• Given data:
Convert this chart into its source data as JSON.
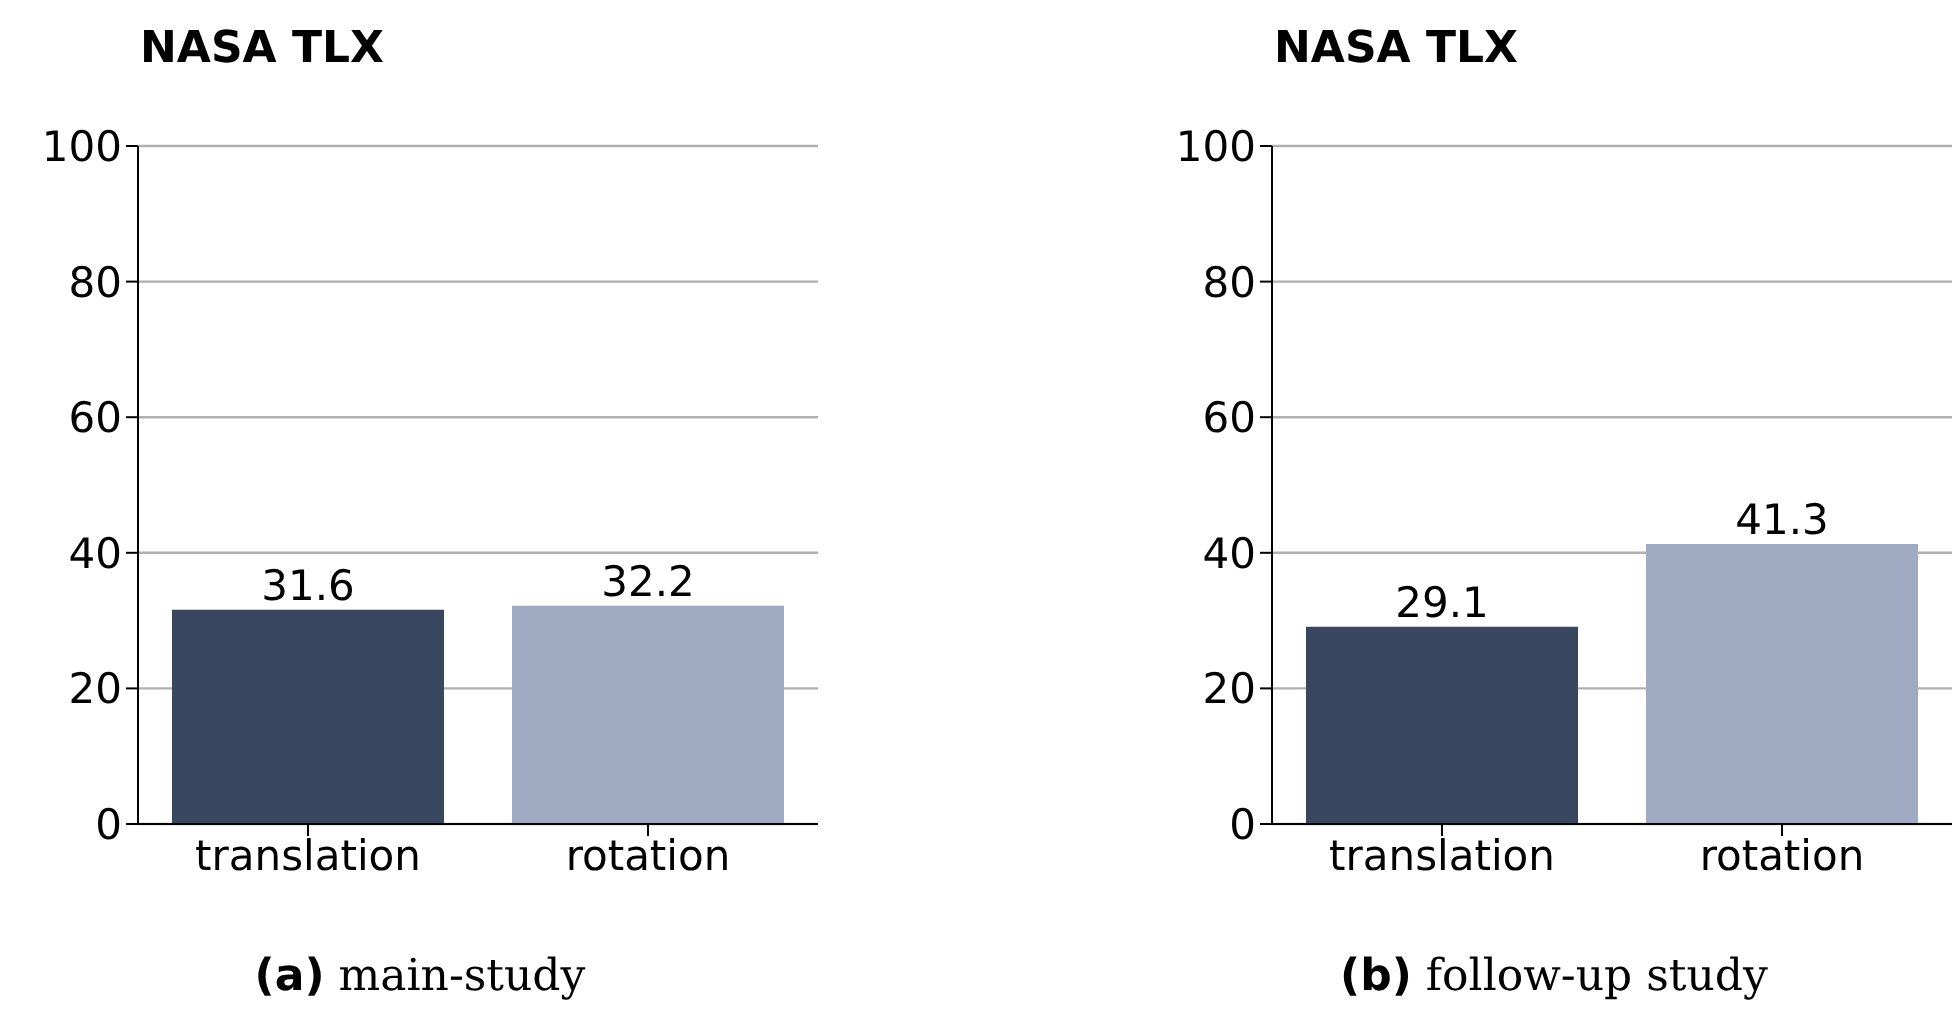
{
  "chart_data": [
    {
      "type": "bar",
      "title": "NASA TLX",
      "categories": [
        "translation",
        "rotation"
      ],
      "colors": [
        "#38475f",
        "#a0aac2"
      ],
      "values": [
        31.6,
        32.2
      ],
      "data_labels": true,
      "ylim": [
        0,
        100
      ],
      "yticks": [
        0,
        20,
        40,
        60,
        80,
        100
      ],
      "grid": "y",
      "annotations": [
        "(a) main-study"
      ]
    },
    {
      "type": "bar",
      "title": "NASA TLX",
      "categories": [
        "translation",
        "rotation"
      ],
      "colors": [
        "#38475f",
        "#a0aac2"
      ],
      "values": [
        29.1,
        41.3
      ],
      "data_labels": true,
      "ylim": [
        0,
        100
      ],
      "yticks": [
        0,
        20,
        40,
        60,
        80,
        100
      ],
      "grid": "y",
      "annotations": [
        "(b) follow-up study"
      ]
    }
  ]
}
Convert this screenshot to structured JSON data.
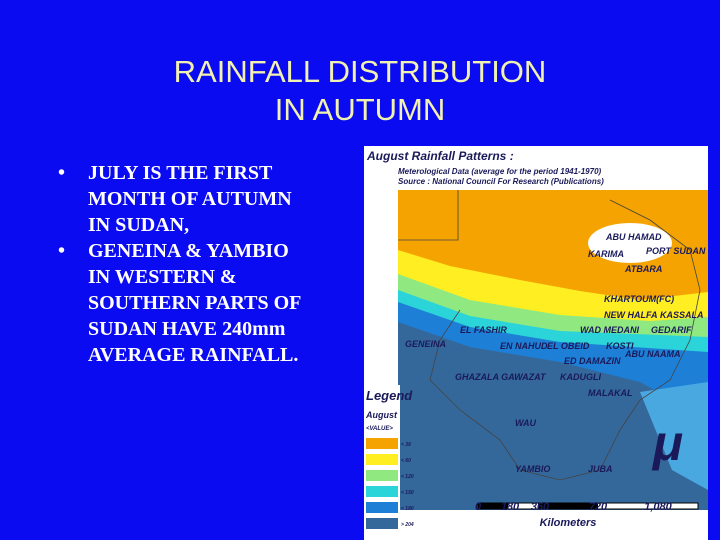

• Prompt: Give every line back word for word and leave the pictures out.

• Output of the exercise:
Convert this chart into its source data as JSON.
{
  "chart_data": [
    {
      "type": "bar",
      "title": "NASA TLX",
      "categories": [
        "translation",
        "rotation"
      ],
      "colors": [
        "#38475f",
        "#a0aac2"
      ],
      "values": [
        31.6,
        32.2
      ],
      "data_labels": true,
      "ylim": [
        0,
        100
      ],
      "yticks": [
        0,
        20,
        40,
        60,
        80,
        100
      ],
      "grid": "y",
      "annotations": [
        "(a) main-study"
      ]
    },
    {
      "type": "bar",
      "title": "NASA TLX",
      "categories": [
        "translation",
        "rotation"
      ],
      "colors": [
        "#38475f",
        "#a0aac2"
      ],
      "values": [
        29.1,
        41.3
      ],
      "data_labels": true,
      "ylim": [
        0,
        100
      ],
      "yticks": [
        0,
        20,
        40,
        60,
        80,
        100
      ],
      "grid": "y",
      "annotations": [
        "(b) follow-up study"
      ]
    }
  ]
}
Convert this screenshot to structured JSON data.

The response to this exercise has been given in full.